— LISTED RECORDS —
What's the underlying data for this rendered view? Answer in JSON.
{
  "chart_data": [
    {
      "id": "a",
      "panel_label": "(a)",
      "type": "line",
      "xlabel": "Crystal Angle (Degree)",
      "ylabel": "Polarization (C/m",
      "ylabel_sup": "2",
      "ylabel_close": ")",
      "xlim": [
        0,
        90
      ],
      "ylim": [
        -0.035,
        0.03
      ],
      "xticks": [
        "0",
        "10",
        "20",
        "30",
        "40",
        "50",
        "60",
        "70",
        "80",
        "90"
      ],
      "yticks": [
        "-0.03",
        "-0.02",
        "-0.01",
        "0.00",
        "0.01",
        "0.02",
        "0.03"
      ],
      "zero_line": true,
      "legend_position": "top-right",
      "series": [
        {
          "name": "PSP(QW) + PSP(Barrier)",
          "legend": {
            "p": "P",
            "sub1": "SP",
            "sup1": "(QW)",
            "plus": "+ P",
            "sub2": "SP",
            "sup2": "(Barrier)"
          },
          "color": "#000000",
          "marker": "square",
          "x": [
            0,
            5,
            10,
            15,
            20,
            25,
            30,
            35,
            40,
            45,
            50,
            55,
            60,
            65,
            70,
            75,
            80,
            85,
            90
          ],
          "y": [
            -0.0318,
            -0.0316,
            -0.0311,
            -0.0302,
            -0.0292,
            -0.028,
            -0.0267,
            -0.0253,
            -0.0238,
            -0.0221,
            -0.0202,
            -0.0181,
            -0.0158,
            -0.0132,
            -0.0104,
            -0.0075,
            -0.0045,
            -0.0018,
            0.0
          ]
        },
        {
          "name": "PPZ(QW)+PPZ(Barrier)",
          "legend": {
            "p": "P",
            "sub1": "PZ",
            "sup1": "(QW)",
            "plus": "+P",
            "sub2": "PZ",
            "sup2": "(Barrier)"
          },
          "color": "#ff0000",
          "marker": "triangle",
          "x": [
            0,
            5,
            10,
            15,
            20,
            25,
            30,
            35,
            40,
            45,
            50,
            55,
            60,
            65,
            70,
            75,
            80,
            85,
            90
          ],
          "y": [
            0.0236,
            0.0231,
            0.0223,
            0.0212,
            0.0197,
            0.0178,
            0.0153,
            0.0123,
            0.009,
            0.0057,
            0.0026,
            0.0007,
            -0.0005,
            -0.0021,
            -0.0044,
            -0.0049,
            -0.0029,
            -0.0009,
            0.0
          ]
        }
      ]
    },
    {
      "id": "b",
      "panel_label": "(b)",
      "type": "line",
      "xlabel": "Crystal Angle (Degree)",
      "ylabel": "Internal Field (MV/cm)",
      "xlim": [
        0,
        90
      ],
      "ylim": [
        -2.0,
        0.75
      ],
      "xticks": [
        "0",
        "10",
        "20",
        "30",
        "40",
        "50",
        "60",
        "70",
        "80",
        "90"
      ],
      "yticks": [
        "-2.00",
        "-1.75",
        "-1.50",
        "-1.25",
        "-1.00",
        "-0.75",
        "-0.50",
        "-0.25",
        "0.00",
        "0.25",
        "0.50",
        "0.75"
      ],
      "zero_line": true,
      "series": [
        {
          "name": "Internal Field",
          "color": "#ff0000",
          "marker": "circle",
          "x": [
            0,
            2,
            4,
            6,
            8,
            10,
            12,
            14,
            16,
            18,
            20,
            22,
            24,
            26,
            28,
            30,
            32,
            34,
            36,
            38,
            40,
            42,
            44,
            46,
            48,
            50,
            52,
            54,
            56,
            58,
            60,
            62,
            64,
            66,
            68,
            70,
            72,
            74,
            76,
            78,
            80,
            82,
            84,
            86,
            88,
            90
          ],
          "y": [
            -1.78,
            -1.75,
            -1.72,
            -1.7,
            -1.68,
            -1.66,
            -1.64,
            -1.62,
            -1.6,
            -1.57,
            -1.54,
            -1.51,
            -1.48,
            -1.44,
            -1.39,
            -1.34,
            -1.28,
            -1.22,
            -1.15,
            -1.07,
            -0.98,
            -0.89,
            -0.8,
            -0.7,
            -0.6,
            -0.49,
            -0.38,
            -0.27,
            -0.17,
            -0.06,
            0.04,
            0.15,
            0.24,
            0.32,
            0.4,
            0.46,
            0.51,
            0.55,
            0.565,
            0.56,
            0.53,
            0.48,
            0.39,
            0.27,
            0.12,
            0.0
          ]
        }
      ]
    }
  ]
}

— TASK OBJECTIVE —
Reproduce all data above, unchanged.

— WORKED ANSWER —
What's the underlying data for this rendered view? Answer in JSON.
{
  "chart_data": [
    {
      "id": "a",
      "panel_label": "(a)",
      "type": "line",
      "xlabel": "Crystal Angle (Degree)",
      "ylabel": "Polarization (C/m",
      "ylabel_sup": "2",
      "ylabel_close": ")",
      "xlim": [
        0,
        90
      ],
      "ylim": [
        -0.035,
        0.03
      ],
      "xticks": [
        "0",
        "10",
        "20",
        "30",
        "40",
        "50",
        "60",
        "70",
        "80",
        "90"
      ],
      "yticks": [
        "-0.03",
        "-0.02",
        "-0.01",
        "0.00",
        "0.01",
        "0.02",
        "0.03"
      ],
      "zero_line": true,
      "legend_position": "top-right",
      "series": [
        {
          "name": "PSP(QW) + PSP(Barrier)",
          "legend": {
            "p": "P",
            "sub1": "SP",
            "sup1": "(QW)",
            "plus": "+ P",
            "sub2": "SP",
            "sup2": "(Barrier)"
          },
          "color": "#000000",
          "marker": "square",
          "x": [
            0,
            5,
            10,
            15,
            20,
            25,
            30,
            35,
            40,
            45,
            50,
            55,
            60,
            65,
            70,
            75,
            80,
            85,
            90
          ],
          "y": [
            -0.0318,
            -0.0316,
            -0.0311,
            -0.0302,
            -0.0292,
            -0.028,
            -0.0267,
            -0.0253,
            -0.0238,
            -0.0221,
            -0.0202,
            -0.0181,
            -0.0158,
            -0.0132,
            -0.0104,
            -0.0075,
            -0.0045,
            -0.0018,
            0.0
          ]
        },
        {
          "name": "PPZ(QW)+PPZ(Barrier)",
          "legend": {
            "p": "P",
            "sub1": "PZ",
            "sup1": "(QW)",
            "plus": "+P",
            "sub2": "PZ",
            "sup2": "(Barrier)"
          },
          "color": "#ff0000",
          "marker": "triangle",
          "x": [
            0,
            5,
            10,
            15,
            20,
            25,
            30,
            35,
            40,
            45,
            50,
            55,
            60,
            65,
            70,
            75,
            80,
            85,
            90
          ],
          "y": [
            0.0236,
            0.0231,
            0.0223,
            0.0212,
            0.0197,
            0.0178,
            0.0153,
            0.0123,
            0.009,
            0.0057,
            0.0026,
            0.0007,
            -0.0005,
            -0.0021,
            -0.0044,
            -0.0049,
            -0.0029,
            -0.0009,
            0.0
          ]
        }
      ]
    },
    {
      "id": "b",
      "panel_label": "(b)",
      "type": "line",
      "xlabel": "Crystal Angle (Degree)",
      "ylabel": "Internal Field (MV/cm)",
      "xlim": [
        0,
        90
      ],
      "ylim": [
        -2.0,
        0.75
      ],
      "xticks": [
        "0",
        "10",
        "20",
        "30",
        "40",
        "50",
        "60",
        "70",
        "80",
        "90"
      ],
      "yticks": [
        "-2.00",
        "-1.75",
        "-1.50",
        "-1.25",
        "-1.00",
        "-0.75",
        "-0.50",
        "-0.25",
        "0.00",
        "0.25",
        "0.50",
        "0.75"
      ],
      "zero_line": true,
      "series": [
        {
          "name": "Internal Field",
          "color": "#ff0000",
          "marker": "circle",
          "x": [
            0,
            2,
            4,
            6,
            8,
            10,
            12,
            14,
            16,
            18,
            20,
            22,
            24,
            26,
            28,
            30,
            32,
            34,
            36,
            38,
            40,
            42,
            44,
            46,
            48,
            50,
            52,
            54,
            56,
            58,
            60,
            62,
            64,
            66,
            68,
            70,
            72,
            74,
            76,
            78,
            80,
            82,
            84,
            86,
            88,
            90
          ],
          "y": [
            -1.78,
            -1.75,
            -1.72,
            -1.7,
            -1.68,
            -1.66,
            -1.64,
            -1.62,
            -1.6,
            -1.57,
            -1.54,
            -1.51,
            -1.48,
            -1.44,
            -1.39,
            -1.34,
            -1.28,
            -1.22,
            -1.15,
            -1.07,
            -0.98,
            -0.89,
            -0.8,
            -0.7,
            -0.6,
            -0.49,
            -0.38,
            -0.27,
            -0.17,
            -0.06,
            0.04,
            0.15,
            0.24,
            0.32,
            0.4,
            0.46,
            0.51,
            0.55,
            0.565,
            0.56,
            0.53,
            0.48,
            0.39,
            0.27,
            0.12,
            0.0
          ]
        }
      ]
    }
  ]
}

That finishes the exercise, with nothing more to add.